Textauszug:

┄┄┄┄┄┄

Bekomme May nicht die von ihr angepeilte Mehrheit, würde das als ihr persönliches Scheitern ausgelegt, sagt Analyst Neil Wilson vom Brokerhaus ETX Capital. „Das wäre das Horrorszenario für May.“ Brexit-Hardliner wie Außenminister Boris Johnson bekämen dadurch Oberwasser.

Analyst Paul Meggyesi von der US-Großbank JP Morgan sieht aber auch bei einem Wahlergebnis ohne absolute Mehrheit für eine Partei Chancen für eine Pfund-Rally. „Man kann argumentieren, dass eine Mitte-Links-Koalition einen sanfteren Brexit bringt oder die Aussicht darauf.“

Ein eindeutiger Sieg der Konservativen dürfte der britischen Währung Auftrieb geben. „Je größer die Mehrheit, desto selbstbewusster kann May auftreten und desto besser ist ihre Position bei den Brexit-Verhandlungen“, betont HSH-Experte de la Rubia. Strategin Brooks rechnet dann mit einem Sprung des Pfund über 1,30 Dollar und Rekordständen des Londoner Aktienindex FTSE.

┄┄┄┄┄┄

Erfasste Daten:
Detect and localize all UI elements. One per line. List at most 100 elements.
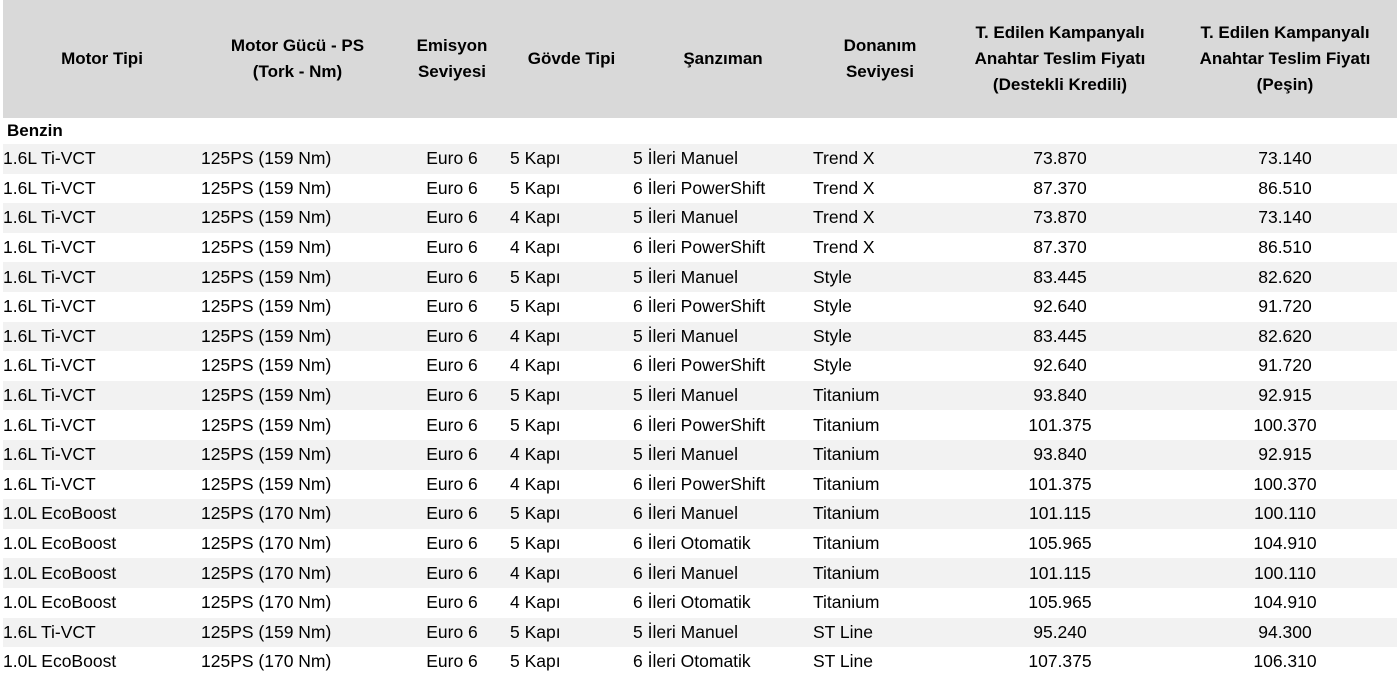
cell-emisyon: Euro 6 bbox=[394, 380, 510, 411]
cell-sanziman: 5 İleri Manuel bbox=[633, 321, 813, 352]
cell-emisyon: Euro 6 bbox=[394, 499, 510, 529]
cell-govde: 4 Kapı bbox=[510, 321, 633, 352]
cell-emisyon: Euro 6 bbox=[394, 144, 510, 174]
cell-motor: 1.6L Ti-VCT bbox=[3, 262, 201, 292]
cell-sanziman: 6 İleri PowerShift bbox=[633, 469, 813, 500]
cell-donanim: Style bbox=[813, 321, 947, 352]
table-row: 1.0L EcoBoost 125PS (170 Nm) Euro 65 Kapı 6… bbox=[3, 647, 1397, 677]
cell-govde: 4 Kapı bbox=[510, 587, 633, 618]
header-donanim: Donanım Seviyesi bbox=[813, 0, 947, 118]
cell-govde: 5 Kapı bbox=[510, 380, 633, 411]
price-list-page: Motor Tipi Motor Gücü - PS (Tork - Nm) Em… bbox=[0, 0, 1400, 686]
cell-guc: 125PS (159 Nm) bbox=[201, 410, 394, 440]
cell-fiyat-pesin: 82.620 bbox=[1173, 262, 1397, 292]
cell-emisyon: Euro 6 bbox=[394, 351, 510, 381]
cell-sanziman: 6 İleri PowerShift bbox=[633, 173, 813, 204]
cell-sanziman: 6 İleri PowerShift bbox=[633, 410, 813, 440]
cell-guc: 125PS (170 Nm) bbox=[201, 558, 394, 588]
cell-fiyat-pesin: 73.140 bbox=[1173, 144, 1397, 174]
cell-donanim: Style bbox=[813, 262, 947, 292]
table-row: 1.6L Ti-VCT 125PS (159 Nm) Euro 65 Kapı 6 İ… bbox=[3, 410, 1397, 440]
cell-govde: 5 Kapı bbox=[510, 528, 633, 559]
header-emisyon: Emisyon Seviyesi bbox=[394, 0, 510, 118]
table-row: 1.6L Ti-VCT 125PS (159 Nm) Euro 65 Kapı 5 İ… bbox=[3, 144, 1397, 174]
cell-fiyat-kredi: 101.375 bbox=[947, 469, 1173, 500]
cell-donanim: Titanium bbox=[813, 469, 947, 500]
cell-donanim: Titanium bbox=[813, 528, 947, 559]
cell-motor: 1.6L Ti-VCT bbox=[3, 410, 201, 440]
cell-sanziman: 5 İleri Manuel bbox=[633, 262, 813, 292]
cell-emisyon: Euro 6 bbox=[394, 203, 510, 233]
table-row: 1.6L Ti-VCT 125PS (159 Nm) Euro 65 Kapı 5 İ… bbox=[3, 380, 1397, 411]
cell-sanziman: 6 İleri PowerShift bbox=[633, 232, 813, 263]
cell-emisyon: Euro 6 bbox=[394, 291, 510, 322]
cell-donanim: Titanium bbox=[813, 587, 947, 618]
section-row: Benzin bbox=[3, 118, 1397, 144]
cell-guc: 125PS (159 Nm) bbox=[201, 351, 394, 381]
cell-fiyat-pesin: 82.620 bbox=[1173, 321, 1397, 352]
cell-motor: 1.6L Ti-VCT bbox=[3, 439, 201, 470]
cell-motor: 1.6L Ti-VCT bbox=[3, 144, 201, 174]
cell-sanziman: 6 İleri Manuel bbox=[633, 558, 813, 588]
header-motor: Motor Tipi bbox=[3, 0, 201, 118]
cell-donanim: Titanium bbox=[813, 558, 947, 588]
cell-donanim: Titanium bbox=[813, 380, 947, 411]
table-row: 1.6L Ti-VCT 125PS (159 Nm) Euro 64 Kapı 5 İ… bbox=[3, 203, 1397, 233]
cell-guc: 125PS (159 Nm) bbox=[201, 291, 394, 322]
cell-donanim: ST Line bbox=[813, 647, 947, 677]
cell-emisyon: Euro 6 bbox=[394, 647, 510, 677]
cell-fiyat-pesin: 104.910 bbox=[1173, 528, 1397, 559]
cell-fiyat-kredi: 101.115 bbox=[947, 499, 1173, 529]
cell-sanziman: 5 İleri Manuel bbox=[633, 617, 813, 648]
cell-motor: 1.6L Ti-VCT bbox=[3, 232, 201, 263]
cell-fiyat-kredi: 92.640 bbox=[947, 291, 1173, 322]
cell-govde: 4 Kapı bbox=[510, 232, 633, 263]
cell-guc: 125PS (159 Nm) bbox=[201, 262, 394, 292]
table-row: 1.6L Ti-VCT 125PS (159 Nm) Euro 64 Kapı 5 İ… bbox=[3, 321, 1397, 352]
cell-guc: 125PS (159 Nm) bbox=[201, 617, 394, 648]
cell-fiyat-pesin: 92.915 bbox=[1173, 380, 1397, 411]
table-row: 1.0L EcoBoost 125PS (170 Nm) Euro 65 Kapı 6… bbox=[3, 499, 1397, 529]
cell-motor: 1.0L EcoBoost bbox=[3, 499, 201, 529]
cell-sanziman: 6 İleri Manuel bbox=[633, 499, 813, 529]
cell-guc: 125PS (170 Nm) bbox=[201, 499, 394, 529]
cell-fiyat-pesin: 100.370 bbox=[1173, 410, 1397, 440]
header-guc: Motor Gücü - PS (Tork - Nm) bbox=[201, 0, 394, 118]
cell-donanim: Trend X bbox=[813, 232, 947, 263]
cell-govde: 5 Kapı bbox=[510, 173, 633, 204]
cell-fiyat-pesin: 92.915 bbox=[1173, 439, 1397, 470]
table-header: Motor Tipi Motor Gücü - PS (Tork - Nm) Em… bbox=[3, 0, 1397, 118]
cell-govde: 5 Kapı bbox=[510, 647, 633, 677]
cell-sanziman: 6 İleri PowerShift bbox=[633, 291, 813, 322]
cell-fiyat-kredi: 93.840 bbox=[947, 380, 1173, 411]
cell-guc: 125PS (159 Nm) bbox=[201, 203, 394, 233]
cell-sanziman: 5 İleri Manuel bbox=[633, 439, 813, 470]
cell-fiyat-kredi: 105.965 bbox=[947, 528, 1173, 559]
cell-guc: 125PS (159 Nm) bbox=[201, 439, 394, 470]
cell-motor: 1.6L Ti-VCT bbox=[3, 351, 201, 381]
cell-fiyat-kredi: 93.840 bbox=[947, 439, 1173, 470]
price-table: Motor Tipi Motor Gücü - PS (Tork - Nm) Em… bbox=[3, 0, 1397, 677]
cell-donanim: Style bbox=[813, 351, 947, 381]
cell-sanziman: 5 İleri Manuel bbox=[633, 144, 813, 174]
cell-sanziman: 6 İleri Otomatik bbox=[633, 528, 813, 559]
cell-guc: 125PS (159 Nm) bbox=[201, 321, 394, 352]
cell-fiyat-kredi: 83.445 bbox=[947, 321, 1173, 352]
cell-motor: 1.0L EcoBoost bbox=[3, 558, 201, 588]
cell-donanim: Trend X bbox=[813, 173, 947, 204]
cell-motor: 1.0L EcoBoost bbox=[3, 647, 201, 677]
cell-guc: 125PS (170 Nm) bbox=[201, 647, 394, 677]
table-row: 1.6L Ti-VCT 125PS (159 Nm) Euro 65 Kapı 5 İ… bbox=[3, 617, 1397, 648]
cell-emisyon: Euro 6 bbox=[394, 617, 510, 648]
cell-govde: 5 Kapı bbox=[510, 144, 633, 174]
cell-govde: 4 Kapı bbox=[510, 439, 633, 470]
section-label: Benzin bbox=[3, 118, 1397, 144]
cell-guc: 125PS (159 Nm) bbox=[201, 232, 394, 263]
cell-fiyat-kredi: 73.870 bbox=[947, 203, 1173, 233]
cell-fiyat-kredi: 92.640 bbox=[947, 351, 1173, 381]
table-row: 1.6L Ti-VCT 125PS (159 Nm) Euro 65 Kapı 6 İ… bbox=[3, 291, 1397, 322]
table-row: 1.6L Ti-VCT 125PS (159 Nm) Euro 64 Kapı 6 İ… bbox=[3, 469, 1397, 500]
cell-fiyat-pesin: 100.110 bbox=[1173, 499, 1397, 529]
cell-emisyon: Euro 6 bbox=[394, 439, 510, 470]
cell-fiyat-pesin: 86.510 bbox=[1173, 173, 1397, 204]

┄┄┄┄┄┄

Aufgaben:
#1 Prüfen Sie, ob die folgenden Aussagen mit dem Textauszug über Pfund und Brexit übereinstimmen. Beantworten Sie jede mit Ja oder Nein und zitieren Sie die entscheidenden Worte aus dem Textauszug wörtlich. (a) Neil Wilson ist Analyst bei ETX Capital. (b) Paul Meggyesi sieht ohne absolute Mehrheit für eine Partei keine Chancen für eine Pfund-Rally. (c) Strategin Brooks erwartet bei einem eindeutigen Sieg der Konservativen einen Sprung des Pfund über 1,30 Dollar.
#2 Setzen Sie den Textauszug über Pfund und Brexit nach seinem letzten Satz fort.

Lösungen:
#1
(a) Ja: „Analyst Neil Wilson vom Brokerhaus ETX Capital“
(b) Nein: „sieht aber auch bei einem Wahlergebnis ohne absolute Mehrheit für eine Partei Chancen für eine Pfund-Rally“
(c) Ja: „Strategin Brooks rechnet dann mit einem Sprung des Pfund über 1,30 Dollar“

#2
Zusätzlich Schub könnte das Pfund bekommen, sollten die Tories in schottischen Wahlkreisen Sitze hinzugewinnen. „Dies würde eine Abspaltung Schottlands unwahrscheinlicher machen“, prognostiziert de la Rubia. Das dortige Regionalparlament stimmte im März für ein erneutes Unabhängigkeitsreferendum. 2014 hatten sich die Schotten mit knapper Mehrheit für einen Verbleib im Vereinigten Königreich ausgesprochen.

Und welche Aktien könnten von einem Erfolg der Tories profitieren?  Er wäre ein gutes Ergebnis für  die Rüstungsindustrie, und vor allem für stärker von Großbritannien abhängige Unternehmen wie BAE Systems oder QinetiQ , sagte Sandy Morris, Analyst bei Jefferies. Unterstützung für den Bau neuer Kriegsschiffe könnte zudem Chancen für Babcock bedeuten.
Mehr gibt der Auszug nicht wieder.